* THE PROBLEM: Exclude the pictures, then copy all remaining records exactly.

* MATERIAL FOR THE TASK:
———
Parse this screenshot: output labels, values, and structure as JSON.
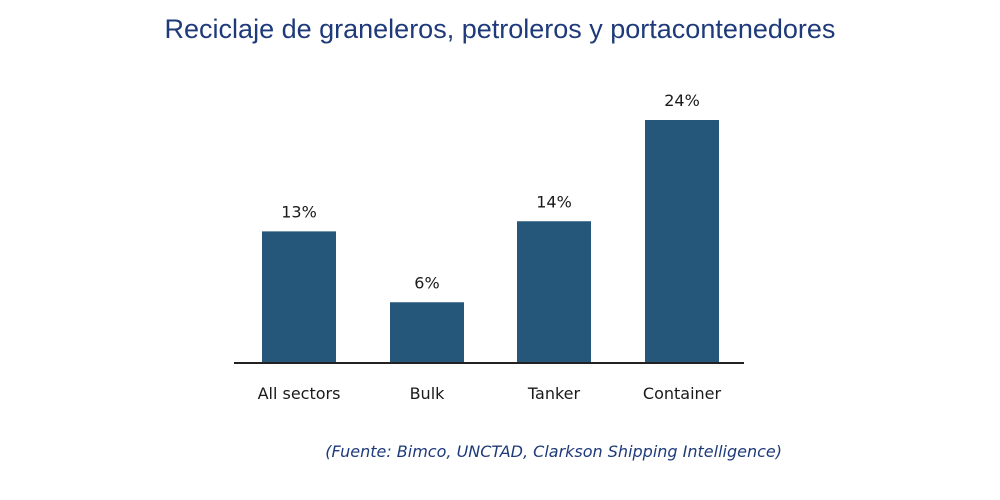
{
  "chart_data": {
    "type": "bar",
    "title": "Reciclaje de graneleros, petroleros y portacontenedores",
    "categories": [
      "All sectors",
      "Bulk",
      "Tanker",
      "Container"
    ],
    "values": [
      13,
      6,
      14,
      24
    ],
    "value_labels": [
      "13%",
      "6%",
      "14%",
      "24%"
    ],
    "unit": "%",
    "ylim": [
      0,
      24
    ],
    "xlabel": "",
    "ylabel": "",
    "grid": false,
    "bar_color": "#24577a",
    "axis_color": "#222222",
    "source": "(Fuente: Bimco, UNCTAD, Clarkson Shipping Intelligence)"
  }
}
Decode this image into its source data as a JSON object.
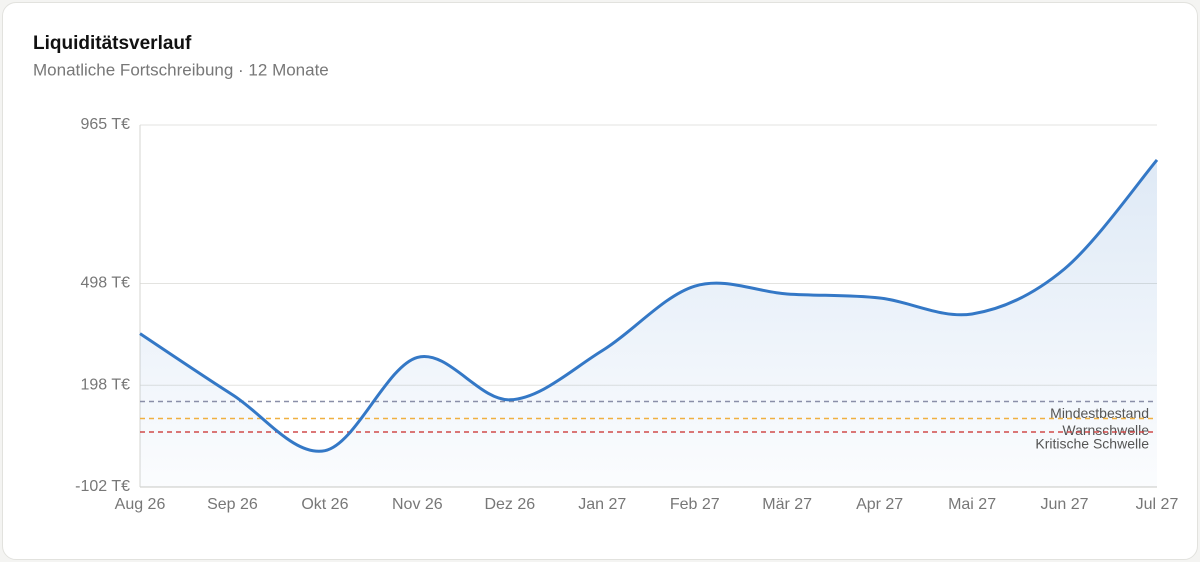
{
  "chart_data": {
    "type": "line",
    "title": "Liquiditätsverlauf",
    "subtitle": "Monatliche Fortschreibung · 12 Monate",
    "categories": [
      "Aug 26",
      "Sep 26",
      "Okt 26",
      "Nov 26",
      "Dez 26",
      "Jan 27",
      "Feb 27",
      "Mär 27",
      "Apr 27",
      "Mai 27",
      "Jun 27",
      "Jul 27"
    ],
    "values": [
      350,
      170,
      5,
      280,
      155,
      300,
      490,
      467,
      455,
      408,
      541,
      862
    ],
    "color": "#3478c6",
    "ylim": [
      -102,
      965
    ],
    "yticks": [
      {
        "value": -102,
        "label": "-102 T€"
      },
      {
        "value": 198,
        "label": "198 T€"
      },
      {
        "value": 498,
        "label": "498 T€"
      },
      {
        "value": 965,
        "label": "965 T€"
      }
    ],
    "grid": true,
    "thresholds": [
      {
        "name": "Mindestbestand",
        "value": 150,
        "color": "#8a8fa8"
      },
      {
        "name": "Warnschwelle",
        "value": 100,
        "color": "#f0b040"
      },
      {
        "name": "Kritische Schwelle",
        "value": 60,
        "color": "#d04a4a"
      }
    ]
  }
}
———
* FINISHED TASK:
Parse this screenshot: output labels, values, and structure as JSON.
{
  "chart_data": {
    "type": "bar",
    "title": "Reciclaje de graneleros, petroleros y portacontenedores",
    "categories": [
      "All sectors",
      "Bulk",
      "Tanker",
      "Container"
    ],
    "values": [
      13,
      6,
      14,
      24
    ],
    "value_labels": [
      "13%",
      "6%",
      "14%",
      "24%"
    ],
    "unit": "%",
    "ylim": [
      0,
      24
    ],
    "xlabel": "",
    "ylabel": "",
    "grid": false,
    "bar_color": "#24577a",
    "axis_color": "#222222",
    "source": "(Fuente: Bimco, UNCTAD, Clarkson Shipping Intelligence)"
  }
}
Decode this image into its source data as a JSON object.
{
  "chart_data": {
    "type": "line",
    "title": "Liquiditätsverlauf",
    "subtitle": "Monatliche Fortschreibung · 12 Monate",
    "categories": [
      "Aug 26",
      "Sep 26",
      "Okt 26",
      "Nov 26",
      "Dez 26",
      "Jan 27",
      "Feb 27",
      "Mär 27",
      "Apr 27",
      "Mai 27",
      "Jun 27",
      "Jul 27"
    ],
    "values": [
      350,
      170,
      5,
      280,
      155,
      300,
      490,
      467,
      455,
      408,
      541,
      862
    ],
    "color": "#3478c6",
    "ylim": [
      -102,
      965
    ],
    "yticks": [
      {
        "value": -102,
        "label": "-102 T€"
      },
      {
        "value": 198,
        "label": "198 T€"
      },
      {
        "value": 498,
        "label": "498 T€"
      },
      {
        "value": 965,
        "label": "965 T€"
      }
    ],
    "grid": true,
    "thresholds": [
      {
        "name": "Mindestbestand",
        "value": 150,
        "color": "#8a8fa8"
      },
      {
        "name": "Warnschwelle",
        "value": 100,
        "color": "#f0b040"
      },
      {
        "name": "Kritische Schwelle",
        "value": 60,
        "color": "#d04a4a"
      }
    ]
  }
}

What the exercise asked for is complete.